# Harrison Fjord



## CheyAut (Nov 26, 2008)

Went to my trainer's to visit Harrison and hopped on for a bit, and brought Hubby and the camera


----------



## Domino13011 (Aug 10, 2009)

He's beautiful!
_Posted via Mobile Device_


----------



## palominolover (Apr 28, 2010)

gorgeous, i love fjords =)


----------



## CheyAut (Nov 26, 2008)

Thank you!


----------



## eventerwannabe (Jun 10, 2009)

How tall are you? Fjords tend to be pretty short, and you make your girl(?) look tall. I think you guys are super cute together though. I LOVE fjords. I got to ride when a few years back and I wish every day that I was shorter so I could ride them more. xD


----------



## Charis (Jul 6, 2010)

I adore the name, although I admit it took me a moment to 'get' it. Very neat photos, I've always been a Fjord admirer.


----------



## equiniphile (Aug 16, 2009)

Love the name! I've always liked Fjords, never actually ridden one though


----------



## Eliz (Jun 16, 2010)

Love the name!
You're tiny


----------



## CheyAut (Nov 26, 2008)

LOL Yes I'm short, I'm only 5'. I make my 13h Fell look big haha! Harrison is just shy of 14h.


----------



## boxer (Feb 20, 2009)

He is soooo gorgeous, such a sweet cute face. Yay for us shorties!! I'm only 5'2" lol


----------



## CheyAut (Nov 26, 2008)

Thanks!


----------



## TheRoughrider21 (Aug 25, 2009)

Fjords! I love these little guys...and yours is super cute! The only problem is that I'm 5'11"...so I look huge when I'm riding them. =D


----------



## CheyAut (Nov 26, 2008)

Thanks!  

I have some photos of the 5 minutes I managed to get my husband (6') to ride my 13h Fell, now that looks a little silly haha! But both breeds do just fine with normal sized people (not just the short people like me haha)


----------



## Chella (May 23, 2009)

What a face! He is beatiful. Yes you two look great together.


----------



## LoveStory10 (Oct 31, 2009)

Wow!!! What a stunner...


----------



## CheyAut (Nov 26, 2008)

Thank you!


----------

## EXERCISE INSTRUCTIONS
**A.** From the Harrison Fjord thread, copy the passage from "I have some" to "(May 23, 2009)" verbatim.
**B.** Swap "type-cell" for "type-field" in the records from the first line to the line with "11, 114, 27]". Return only those lines, with nothing else changed.

## AVAILABLE DATA
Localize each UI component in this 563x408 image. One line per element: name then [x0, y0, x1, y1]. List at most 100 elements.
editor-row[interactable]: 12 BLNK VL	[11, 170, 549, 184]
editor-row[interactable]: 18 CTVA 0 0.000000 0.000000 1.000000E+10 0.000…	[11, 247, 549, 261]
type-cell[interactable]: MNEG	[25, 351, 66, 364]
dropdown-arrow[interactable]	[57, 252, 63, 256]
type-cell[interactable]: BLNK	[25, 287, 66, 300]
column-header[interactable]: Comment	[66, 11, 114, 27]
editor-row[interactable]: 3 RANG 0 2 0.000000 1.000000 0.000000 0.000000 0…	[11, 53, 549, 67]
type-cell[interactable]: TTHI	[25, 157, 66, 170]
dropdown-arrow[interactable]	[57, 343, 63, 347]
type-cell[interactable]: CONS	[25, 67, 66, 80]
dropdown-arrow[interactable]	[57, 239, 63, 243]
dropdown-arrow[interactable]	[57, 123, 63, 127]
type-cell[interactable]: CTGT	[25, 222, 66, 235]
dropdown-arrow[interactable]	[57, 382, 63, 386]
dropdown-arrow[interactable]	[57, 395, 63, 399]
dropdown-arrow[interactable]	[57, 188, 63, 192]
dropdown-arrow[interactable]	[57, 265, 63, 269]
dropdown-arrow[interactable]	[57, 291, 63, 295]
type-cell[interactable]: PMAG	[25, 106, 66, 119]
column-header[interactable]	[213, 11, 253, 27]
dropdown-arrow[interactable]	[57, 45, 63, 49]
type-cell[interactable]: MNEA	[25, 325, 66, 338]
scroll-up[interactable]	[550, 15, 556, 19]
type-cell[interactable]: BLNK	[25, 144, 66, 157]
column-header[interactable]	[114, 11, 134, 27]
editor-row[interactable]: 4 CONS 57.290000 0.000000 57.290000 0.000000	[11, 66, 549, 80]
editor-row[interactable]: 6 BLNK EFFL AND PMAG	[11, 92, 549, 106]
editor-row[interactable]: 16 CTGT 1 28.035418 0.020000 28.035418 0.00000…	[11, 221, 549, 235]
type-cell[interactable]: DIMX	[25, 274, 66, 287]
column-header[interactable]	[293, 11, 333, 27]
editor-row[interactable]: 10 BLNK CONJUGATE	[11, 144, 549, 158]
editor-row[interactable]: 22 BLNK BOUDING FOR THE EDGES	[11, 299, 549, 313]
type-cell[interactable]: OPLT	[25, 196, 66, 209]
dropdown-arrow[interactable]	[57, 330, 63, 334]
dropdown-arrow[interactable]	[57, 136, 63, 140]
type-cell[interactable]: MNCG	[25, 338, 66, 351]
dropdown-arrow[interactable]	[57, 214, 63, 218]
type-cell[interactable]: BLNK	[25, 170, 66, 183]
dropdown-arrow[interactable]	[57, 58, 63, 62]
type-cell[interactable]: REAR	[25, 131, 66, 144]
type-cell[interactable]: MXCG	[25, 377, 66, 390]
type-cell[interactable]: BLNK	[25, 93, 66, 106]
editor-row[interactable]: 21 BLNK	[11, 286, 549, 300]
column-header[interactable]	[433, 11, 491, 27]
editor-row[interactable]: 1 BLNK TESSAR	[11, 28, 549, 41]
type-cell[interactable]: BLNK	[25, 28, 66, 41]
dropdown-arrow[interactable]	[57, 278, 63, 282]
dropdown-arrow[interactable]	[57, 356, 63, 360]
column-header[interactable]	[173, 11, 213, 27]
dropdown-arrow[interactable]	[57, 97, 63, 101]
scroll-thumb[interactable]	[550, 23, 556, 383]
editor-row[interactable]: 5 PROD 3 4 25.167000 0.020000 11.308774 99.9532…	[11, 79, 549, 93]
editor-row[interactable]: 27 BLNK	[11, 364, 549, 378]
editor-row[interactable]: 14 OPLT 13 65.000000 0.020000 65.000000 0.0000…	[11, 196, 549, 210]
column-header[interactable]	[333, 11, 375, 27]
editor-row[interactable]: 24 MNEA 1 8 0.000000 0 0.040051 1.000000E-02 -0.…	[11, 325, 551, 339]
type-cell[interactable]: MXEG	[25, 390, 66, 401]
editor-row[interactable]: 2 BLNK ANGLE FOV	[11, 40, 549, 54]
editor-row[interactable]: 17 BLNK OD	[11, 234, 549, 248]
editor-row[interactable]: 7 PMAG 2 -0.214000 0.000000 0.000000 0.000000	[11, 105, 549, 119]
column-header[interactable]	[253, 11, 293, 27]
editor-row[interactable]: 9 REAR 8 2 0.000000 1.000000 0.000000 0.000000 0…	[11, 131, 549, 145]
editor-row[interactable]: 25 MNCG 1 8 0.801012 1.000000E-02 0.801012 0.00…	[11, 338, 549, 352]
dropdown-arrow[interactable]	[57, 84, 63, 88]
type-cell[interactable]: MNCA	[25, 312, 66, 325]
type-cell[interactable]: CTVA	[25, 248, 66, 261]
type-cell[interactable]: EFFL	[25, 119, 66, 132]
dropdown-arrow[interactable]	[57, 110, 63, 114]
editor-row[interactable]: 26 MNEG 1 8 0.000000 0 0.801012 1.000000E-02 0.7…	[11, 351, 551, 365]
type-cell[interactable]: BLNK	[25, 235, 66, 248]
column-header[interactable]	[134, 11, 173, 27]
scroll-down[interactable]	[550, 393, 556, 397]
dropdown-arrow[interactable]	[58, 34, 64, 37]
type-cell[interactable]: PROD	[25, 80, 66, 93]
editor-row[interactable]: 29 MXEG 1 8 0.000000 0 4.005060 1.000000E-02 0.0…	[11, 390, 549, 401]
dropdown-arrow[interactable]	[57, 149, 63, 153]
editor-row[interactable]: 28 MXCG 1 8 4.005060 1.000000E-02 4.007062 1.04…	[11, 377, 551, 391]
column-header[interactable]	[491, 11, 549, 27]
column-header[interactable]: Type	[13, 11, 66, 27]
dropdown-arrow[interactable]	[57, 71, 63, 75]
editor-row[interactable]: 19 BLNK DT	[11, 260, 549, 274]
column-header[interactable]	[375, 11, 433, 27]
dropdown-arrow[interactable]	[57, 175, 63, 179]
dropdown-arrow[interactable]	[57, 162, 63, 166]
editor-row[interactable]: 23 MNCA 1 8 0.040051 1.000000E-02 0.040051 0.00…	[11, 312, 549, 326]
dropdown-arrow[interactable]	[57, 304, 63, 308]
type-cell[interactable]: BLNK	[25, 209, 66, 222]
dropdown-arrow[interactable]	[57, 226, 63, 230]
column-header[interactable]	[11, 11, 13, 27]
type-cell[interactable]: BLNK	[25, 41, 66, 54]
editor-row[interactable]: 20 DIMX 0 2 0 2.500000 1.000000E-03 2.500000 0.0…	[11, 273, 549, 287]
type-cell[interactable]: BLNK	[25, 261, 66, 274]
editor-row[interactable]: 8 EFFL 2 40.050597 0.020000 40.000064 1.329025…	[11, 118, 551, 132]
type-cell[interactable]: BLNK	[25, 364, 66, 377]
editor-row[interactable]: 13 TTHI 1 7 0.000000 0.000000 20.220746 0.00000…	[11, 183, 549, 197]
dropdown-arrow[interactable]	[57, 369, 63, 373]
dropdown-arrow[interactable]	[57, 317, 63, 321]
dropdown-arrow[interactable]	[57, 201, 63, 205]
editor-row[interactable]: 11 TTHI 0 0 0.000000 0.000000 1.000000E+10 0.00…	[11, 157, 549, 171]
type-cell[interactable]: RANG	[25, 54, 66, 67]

## THE SOLUTIONS
**A.**
I have some photos of the 5 minutes I managed to get my husband (6') to ride my 13h Fell, now that looks a little silly haha! But both breeds do just fine with normal sized people (not just the short people like me haha)


----------



## Chella (May 23, 2009)

**B.**
Localize each UI component in this 563x408 image. One line per element: name then [x0, y0, x1, y1]. List at most 100 elements.
editor-row[interactable]: 12 BLNK VL	[11, 170, 549, 184]
editor-row[interactable]: 18 CTVA 0 0.000000 0.000000 1.000000E+10 0.000…	[11, 247, 549, 261]
type-field[interactable]: MNEG	[25, 351, 66, 364]
dropdown-arrow[interactable]	[57, 252, 63, 256]
type-field[interactable]: BLNK	[25, 287, 66, 300]
column-header[interactable]: Comment	[66, 11, 114, 27]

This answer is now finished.